* **Problem details**: Retype the records below word for word and omit any image.

------ Task data ------

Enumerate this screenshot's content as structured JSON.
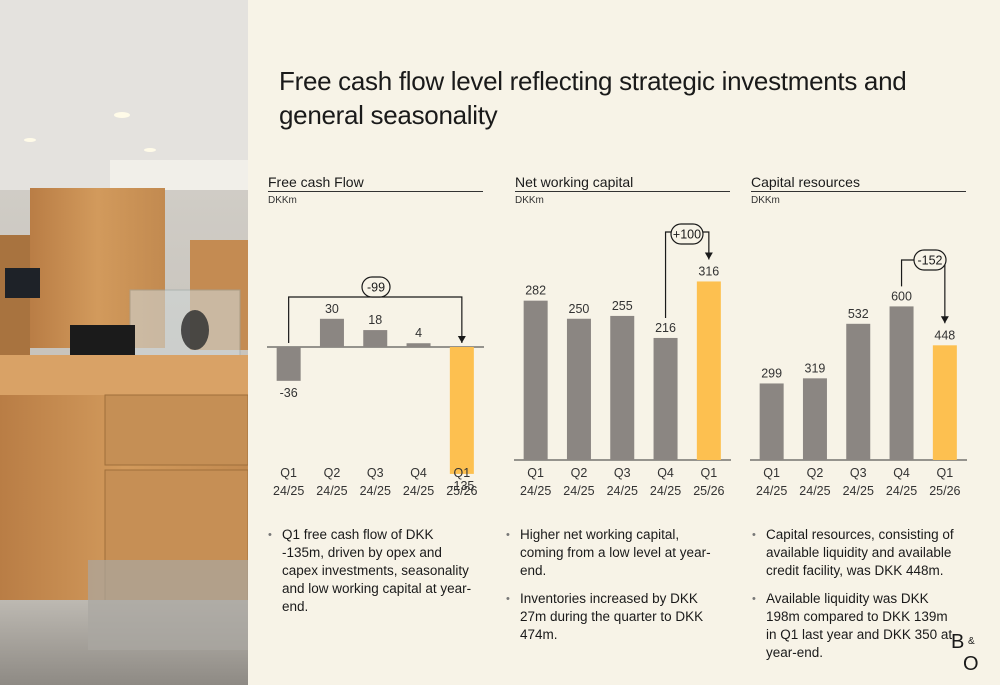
{
  "slide": {
    "title": "Free cash flow level reflecting strategic investments and general seasonality",
    "colors": {
      "bar": "#8b8682",
      "highlight": "#fdc050",
      "background": "#f7f3e7"
    }
  },
  "charts": [
    {
      "title": "Free cash Flow",
      "unit": "DKKm",
      "bullets": [
        "Q1 free cash flow of DKK -135m, driven by opex and capex investments, seasonality and low working capital at year-end."
      ]
    },
    {
      "title": "Net working capital",
      "unit": "DKKm",
      "bullets": [
        "Higher net working capital, coming from a low level at year-end.",
        "Inventories increased by DKK 27m during the quarter to DKK 474m."
      ]
    },
    {
      "title": "Capital resources",
      "unit": "DKKm",
      "bullets": [
        "Capital resources, consisting of available liquidity and available credit facility, was DKK 448m.",
        "Available liquidity was DKK 198m compared to DKK 139m in Q1 last year and DKK 350 at year-end."
      ]
    }
  ],
  "chart_data": [
    {
      "type": "bar",
      "title": "Free cash Flow",
      "ylabel": "DKKm",
      "categories": [
        [
          "Q1",
          "24/25"
        ],
        [
          "Q2",
          "24/25"
        ],
        [
          "Q3",
          "24/25"
        ],
        [
          "Q4",
          "24/25"
        ],
        [
          "Q1",
          "25/26"
        ]
      ],
      "values": [
        -36,
        30,
        18,
        4,
        -135
      ],
      "highlight_index": 4,
      "annotation": {
        "label": "-99",
        "from": 0,
        "to": 4
      }
    },
    {
      "type": "bar",
      "title": "Net working capital",
      "ylabel": "DKKm",
      "categories": [
        [
          "Q1",
          "24/25"
        ],
        [
          "Q2",
          "24/25"
        ],
        [
          "Q3",
          "24/25"
        ],
        [
          "Q4",
          "24/25"
        ],
        [
          "Q1",
          "25/26"
        ]
      ],
      "values": [
        282,
        250,
        255,
        216,
        316
      ],
      "highlight_index": 4,
      "annotation": {
        "label": "+100",
        "from": 3,
        "to": 4
      }
    },
    {
      "type": "bar",
      "title": "Capital resources",
      "ylabel": "DKKm",
      "categories": [
        [
          "Q1",
          "24/25"
        ],
        [
          "Q2",
          "24/25"
        ],
        [
          "Q3",
          "24/25"
        ],
        [
          "Q4",
          "24/25"
        ],
        [
          "Q1",
          "25/26"
        ]
      ],
      "values": [
        299,
        319,
        532,
        600,
        448
      ],
      "highlight_index": 4,
      "annotation": {
        "label": "-152",
        "from": 3,
        "to": 4
      }
    }
  ],
  "logo": {
    "text": "B&O"
  }
}
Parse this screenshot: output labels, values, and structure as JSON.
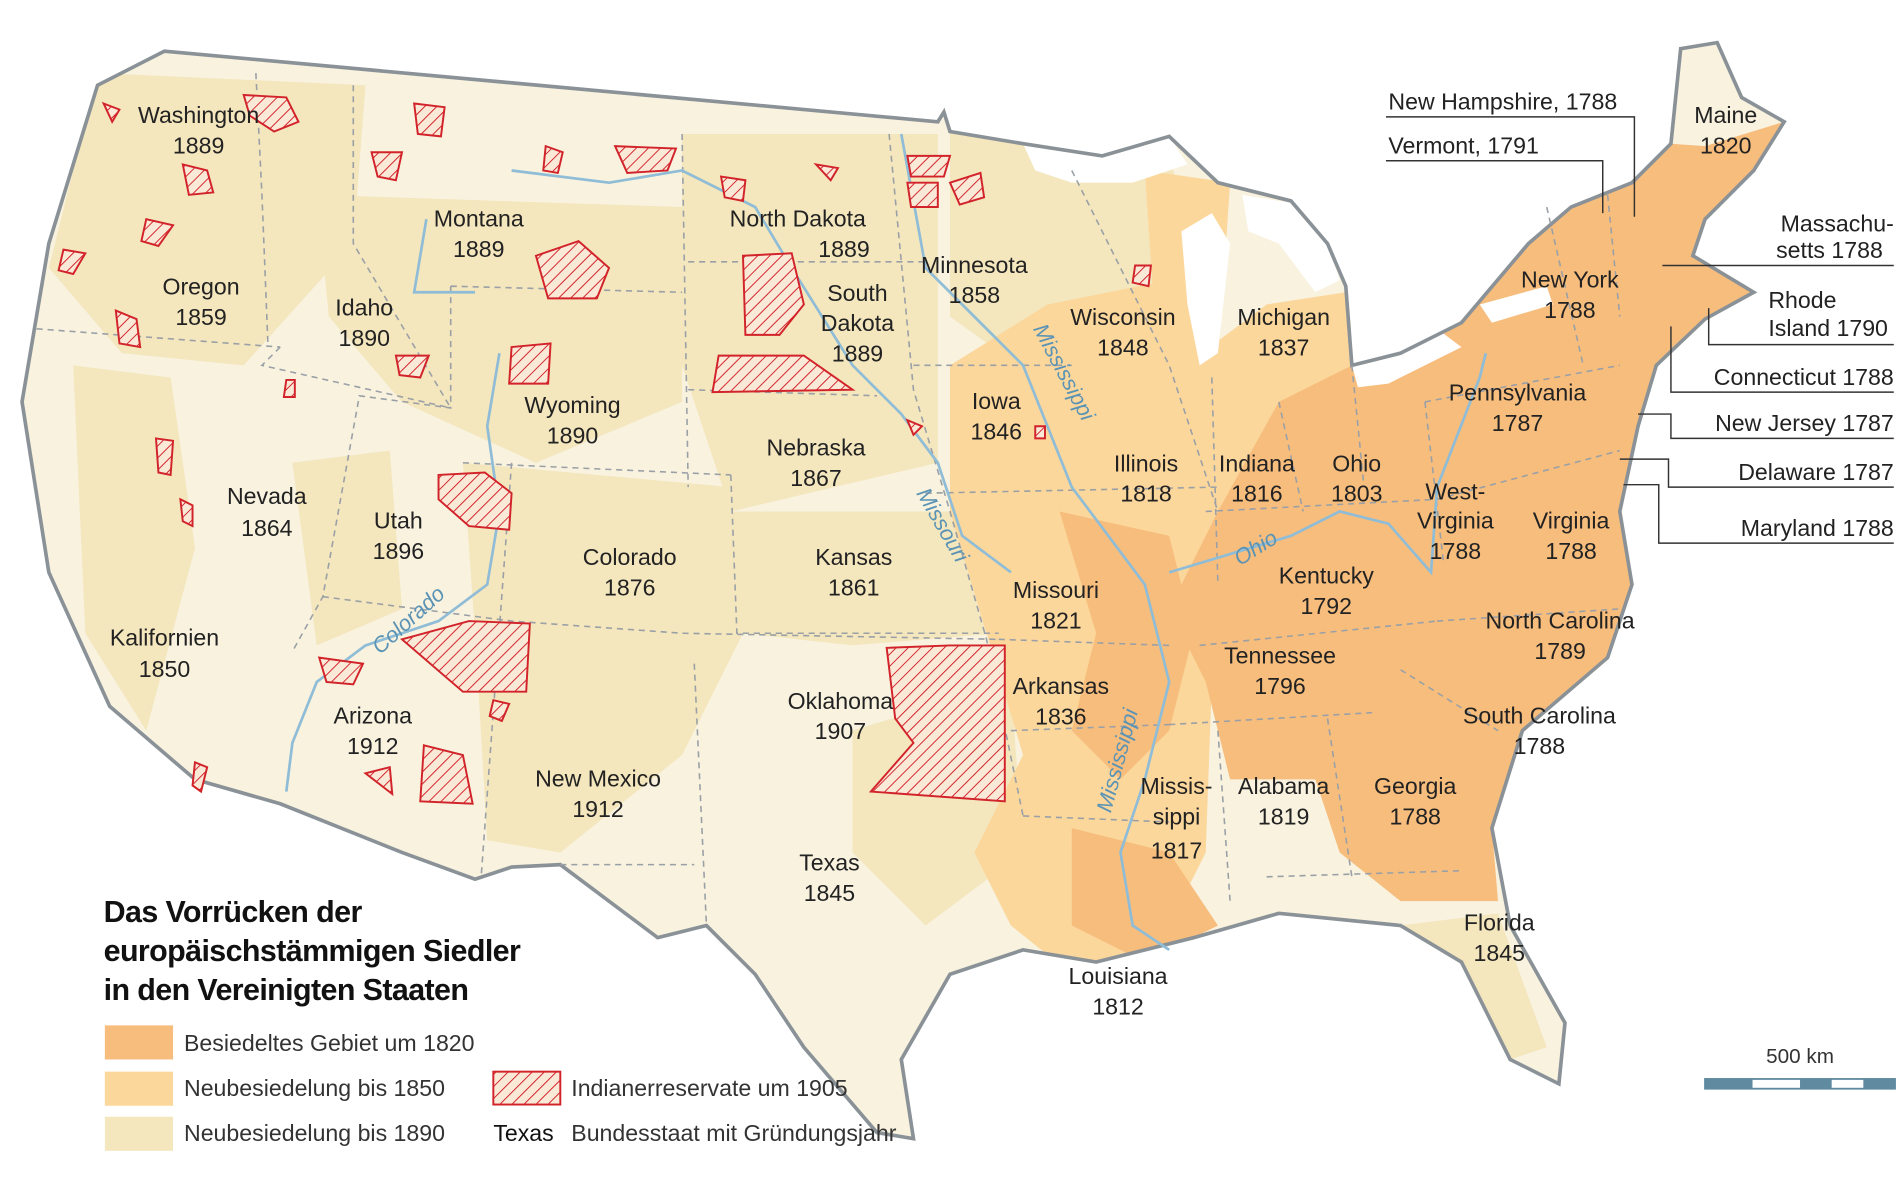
{
  "title": [
    "Das Vorrücken der",
    "europäischstämmigen Siedler",
    "in den Vereinigten Staaten"
  ],
  "legend": {
    "settled_1820": "Besiedeltes Gebiet um 1820",
    "settled_1850": "Neubesiedelung bis 1850",
    "settled_1890": "Neubesiedelung bis 1890",
    "reservations": "Indianerreservate um 1905",
    "state_sample": "Texas",
    "state_desc": "Bundesstaat mit Gründungsjahr"
  },
  "colors": {
    "settled_1820": "#f7bd7d",
    "settled_1850": "#fcd79c",
    "settled_1890": "#f4e6bd",
    "unsettled": "#f8f2df",
    "reservation": "#d2232a",
    "river": "#8fbcd6",
    "border": "#8a9297"
  },
  "scale": {
    "label": "500 km"
  },
  "rivers": {
    "mississippi": "Mississippi",
    "mississippi_south": "Mississippi",
    "missouri": "Missouri",
    "ohio": "Ohio",
    "colorado": "Colorado"
  },
  "states": {
    "washington": [
      "Washington",
      "1889"
    ],
    "oregon": [
      "Oregon",
      "1859"
    ],
    "california": [
      "Kalifornien",
      "1850"
    ],
    "nevada": [
      "Nevada",
      "1864"
    ],
    "idaho": [
      "Idaho",
      "1890"
    ],
    "montana": [
      "Montana",
      "1889"
    ],
    "wyoming": [
      "Wyoming",
      "1890"
    ],
    "utah": [
      "Utah",
      "1896"
    ],
    "arizona": [
      "Arizona",
      "1912"
    ],
    "colorado": [
      "Colorado",
      "1876"
    ],
    "new_mexico": [
      "New Mexico",
      "1912"
    ],
    "north_dakota": [
      "North Dakota",
      "1889"
    ],
    "south_dakota": [
      "South",
      "Dakota",
      "1889"
    ],
    "nebraska": [
      "Nebraska",
      "1867"
    ],
    "kansas": [
      "Kansas",
      "1861"
    ],
    "oklahoma": [
      "Oklahoma",
      "1907"
    ],
    "texas": [
      "Texas",
      "1845"
    ],
    "minnesota": [
      "Minnesota",
      "1858"
    ],
    "iowa": [
      "Iowa",
      "1846"
    ],
    "missouri": [
      "Missouri",
      "1821"
    ],
    "arkansas": [
      "Arkansas",
      "1836"
    ],
    "louisiana": [
      "Louisiana",
      "1812"
    ],
    "wisconsin": [
      "Wisconsin",
      "1848"
    ],
    "illinois": [
      "Illinois",
      "1818"
    ],
    "michigan": [
      "Michigan",
      "1837"
    ],
    "indiana": [
      "Indiana",
      "1816"
    ],
    "ohio": [
      "Ohio",
      "1803"
    ],
    "kentucky": [
      "Kentucky",
      "1792"
    ],
    "tennessee": [
      "Tennessee",
      "1796"
    ],
    "mississippi": [
      "Missis-",
      "sippi",
      "1817"
    ],
    "alabama": [
      "Alabama",
      "1819"
    ],
    "georgia": [
      "Georgia",
      "1788"
    ],
    "florida": [
      "Florida",
      "1845"
    ],
    "south_carolina": [
      "South Carolina",
      "1788"
    ],
    "north_carolina": [
      "North Carolina",
      "1789"
    ],
    "virginia": [
      "Virginia",
      "1788"
    ],
    "west_virginia": [
      "West-",
      "Virginia",
      "1788"
    ],
    "pennsylvania": [
      "Pennsylvania",
      "1787"
    ],
    "new_york": [
      "New York",
      "1788"
    ],
    "maine": [
      "Maine",
      "1820"
    ]
  },
  "callouts": {
    "new_hampshire": "New Hampshire, 1788",
    "vermont": "Vermont, 1791",
    "massachusetts": [
      "Massachu-",
      "setts 1788"
    ],
    "rhode_island": [
      "Rhode",
      "Island 1790"
    ],
    "connecticut": "Connecticut 1788",
    "new_jersey": "New Jersey 1787",
    "delaware": "Delaware 1787",
    "maryland": "Maryland 1788"
  }
}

------

* **Final result**:
Enumerate this screenshot's content as structured JSON.
{
  "slide": {
    "title": "Free cash flow level reflecting strategic investments and general seasonality",
    "colors": {
      "bar": "#8b8682",
      "highlight": "#fdc050",
      "background": "#f7f3e7"
    }
  },
  "charts": [
    {
      "title": "Free cash Flow",
      "unit": "DKKm",
      "bullets": [
        "Q1 free cash flow of DKK -135m, driven by opex and capex investments, seasonality and low working capital at year-end."
      ]
    },
    {
      "title": "Net working capital",
      "unit": "DKKm",
      "bullets": [
        "Higher net working capital, coming from a low level at year-end.",
        "Inventories increased by DKK 27m during the quarter to DKK 474m."
      ]
    },
    {
      "title": "Capital resources",
      "unit": "DKKm",
      "bullets": [
        "Capital resources, consisting of available liquidity and available credit facility, was DKK 448m.",
        "Available liquidity was DKK 198m compared to DKK 139m in Q1 last year and DKK 350 at year-end."
      ]
    }
  ],
  "chart_data": [
    {
      "type": "bar",
      "title": "Free cash Flow",
      "ylabel": "DKKm",
      "categories": [
        [
          "Q1",
          "24/25"
        ],
        [
          "Q2",
          "24/25"
        ],
        [
          "Q3",
          "24/25"
        ],
        [
          "Q4",
          "24/25"
        ],
        [
          "Q1",
          "25/26"
        ]
      ],
      "values": [
        -36,
        30,
        18,
        4,
        -135
      ],
      "highlight_index": 4,
      "annotation": {
        "label": "-99",
        "from": 0,
        "to": 4
      }
    },
    {
      "type": "bar",
      "title": "Net working capital",
      "ylabel": "DKKm",
      "categories": [
        [
          "Q1",
          "24/25"
        ],
        [
          "Q2",
          "24/25"
        ],
        [
          "Q3",
          "24/25"
        ],
        [
          "Q4",
          "24/25"
        ],
        [
          "Q1",
          "25/26"
        ]
      ],
      "values": [
        282,
        250,
        255,
        216,
        316
      ],
      "highlight_index": 4,
      "annotation": {
        "label": "+100",
        "from": 3,
        "to": 4
      }
    },
    {
      "type": "bar",
      "title": "Capital resources",
      "ylabel": "DKKm",
      "categories": [
        [
          "Q1",
          "24/25"
        ],
        [
          "Q2",
          "24/25"
        ],
        [
          "Q3",
          "24/25"
        ],
        [
          "Q4",
          "24/25"
        ],
        [
          "Q1",
          "25/26"
        ]
      ],
      "values": [
        299,
        319,
        532,
        600,
        448
      ],
      "highlight_index": 4,
      "annotation": {
        "label": "-152",
        "from": 3,
        "to": 4
      }
    }
  ],
  "logo": {
    "text": "B&O"
  }
}
Parse this screenshot: output labels, values, and structure as JSON.
{
  "title": [
    "Das Vorrücken der",
    "europäischstämmigen Siedler",
    "in den Vereinigten Staaten"
  ],
  "legend": {
    "settled_1820": "Besiedeltes Gebiet um 1820",
    "settled_1850": "Neubesiedelung bis 1850",
    "settled_1890": "Neubesiedelung bis 1890",
    "reservations": "Indianerreservate um 1905",
    "state_sample": "Texas",
    "state_desc": "Bundesstaat mit Gründungsjahr"
  },
  "colors": {
    "settled_1820": "#f7bd7d",
    "settled_1850": "#fcd79c",
    "settled_1890": "#f4e6bd",
    "unsettled": "#f8f2df",
    "reservation": "#d2232a",
    "river": "#8fbcd6",
    "border": "#8a9297"
  },
  "scale": {
    "label": "500 km"
  },
  "rivers": {
    "mississippi": "Mississippi",
    "mississippi_south": "Mississippi",
    "missouri": "Missouri",
    "ohio": "Ohio",
    "colorado": "Colorado"
  },
  "states": {
    "washington": [
      "Washington",
      "1889"
    ],
    "oregon": [
      "Oregon",
      "1859"
    ],
    "california": [
      "Kalifornien",
      "1850"
    ],
    "nevada": [
      "Nevada",
      "1864"
    ],
    "idaho": [
      "Idaho",
      "1890"
    ],
    "montana": [
      "Montana",
      "1889"
    ],
    "wyoming": [
      "Wyoming",
      "1890"
    ],
    "utah": [
      "Utah",
      "1896"
    ],
    "arizona": [
      "Arizona",
      "1912"
    ],
    "colorado": [
      "Colorado",
      "1876"
    ],
    "new_mexico": [
      "New Mexico",
      "1912"
    ],
    "north_dakota": [
      "North Dakota",
      "1889"
    ],
    "south_dakota": [
      "South",
      "Dakota",
      "1889"
    ],
    "nebraska": [
      "Nebraska",
      "1867"
    ],
    "kansas": [
      "Kansas",
      "1861"
    ],
    "oklahoma": [
      "Oklahoma",
      "1907"
    ],
    "texas": [
      "Texas",
      "1845"
    ],
    "minnesota": [
      "Minnesota",
      "1858"
    ],
    "iowa": [
      "Iowa",
      "1846"
    ],
    "missouri": [
      "Missouri",
      "1821"
    ],
    "arkansas": [
      "Arkansas",
      "1836"
    ],
    "louisiana": [
      "Louisiana",
      "1812"
    ],
    "wisconsin": [
      "Wisconsin",
      "1848"
    ],
    "illinois": [
      "Illinois",
      "1818"
    ],
    "michigan": [
      "Michigan",
      "1837"
    ],
    "indiana": [
      "Indiana",
      "1816"
    ],
    "ohio": [
      "Ohio",
      "1803"
    ],
    "kentucky": [
      "Kentucky",
      "1792"
    ],
    "tennessee": [
      "Tennessee",
      "1796"
    ],
    "mississippi": [
      "Missis-",
      "sippi",
      "1817"
    ],
    "alabama": [
      "Alabama",
      "1819"
    ],
    "georgia": [
      "Georgia",
      "1788"
    ],
    "florida": [
      "Florida",
      "1845"
    ],
    "south_carolina": [
      "South Carolina",
      "1788"
    ],
    "north_carolina": [
      "North Carolina",
      "1789"
    ],
    "virginia": [
      "Virginia",
      "1788"
    ],
    "west_virginia": [
      "West-",
      "Virginia",
      "1788"
    ],
    "pennsylvania": [
      "Pennsylvania",
      "1787"
    ],
    "new_york": [
      "New York",
      "1788"
    ],
    "maine": [
      "Maine",
      "1820"
    ]
  },
  "callouts": {
    "new_hampshire": "New Hampshire, 1788",
    "vermont": "Vermont, 1791",
    "massachusetts": [
      "Massachu-",
      "setts 1788"
    ],
    "rhode_island": [
      "Rhode",
      "Island 1790"
    ],
    "connecticut": "Connecticut 1788",
    "new_jersey": "New Jersey 1787",
    "delaware": "Delaware 1787",
    "maryland": "Maryland 1788"
  }
}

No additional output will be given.